* **TASK DETAILS**
Tally the lines that hold the string "Орошение", and reply with the count alone.

[Stored records]
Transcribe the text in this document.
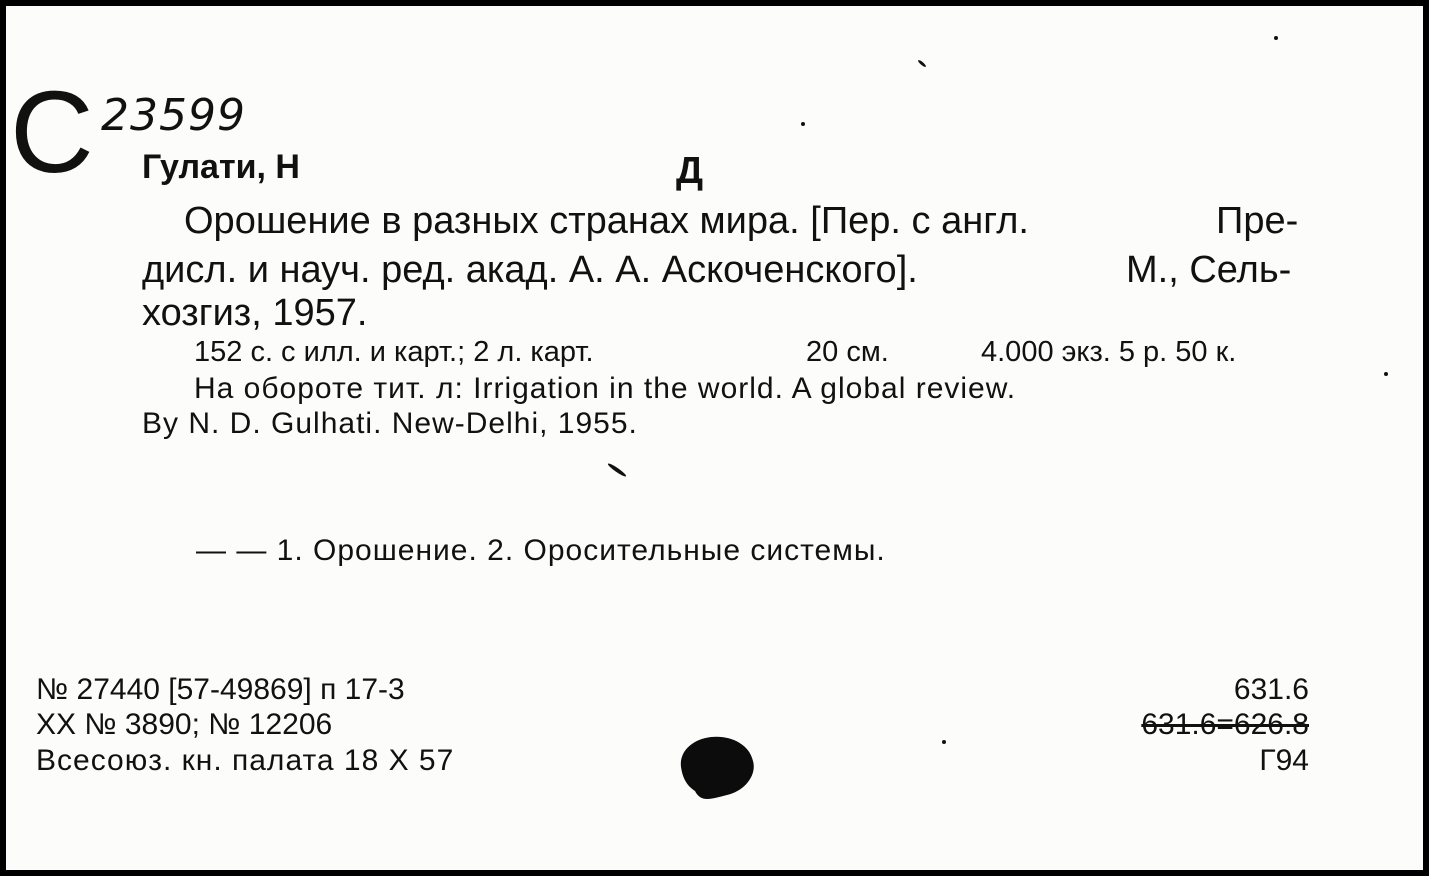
С 23599
Гулати, Н	Д
Орошение в разных странах мира. [Пер. с англ.	Пре-
дисл. и науч. ред. акад. А. А. Аскоченского].	М., Сель-
хозгиз, 1957.
152 с. с илл. и карт.; 2 л. карт.	20 см.	4.000 экз. 5 р. 50 к.
На обороте тит. л: Irrigation in the world. A global review.
By N. D. Gulhati. New-Delhi, 1955.
— — 1. Орошение. 2. Оросительные системы.
№ 27440 [57-49869] п 17-3
XX № 3890; № 12206
Всесоюз. кн. палата 18 X 57
631.6
631.6=626.8
Г94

* **SOLUTION**
2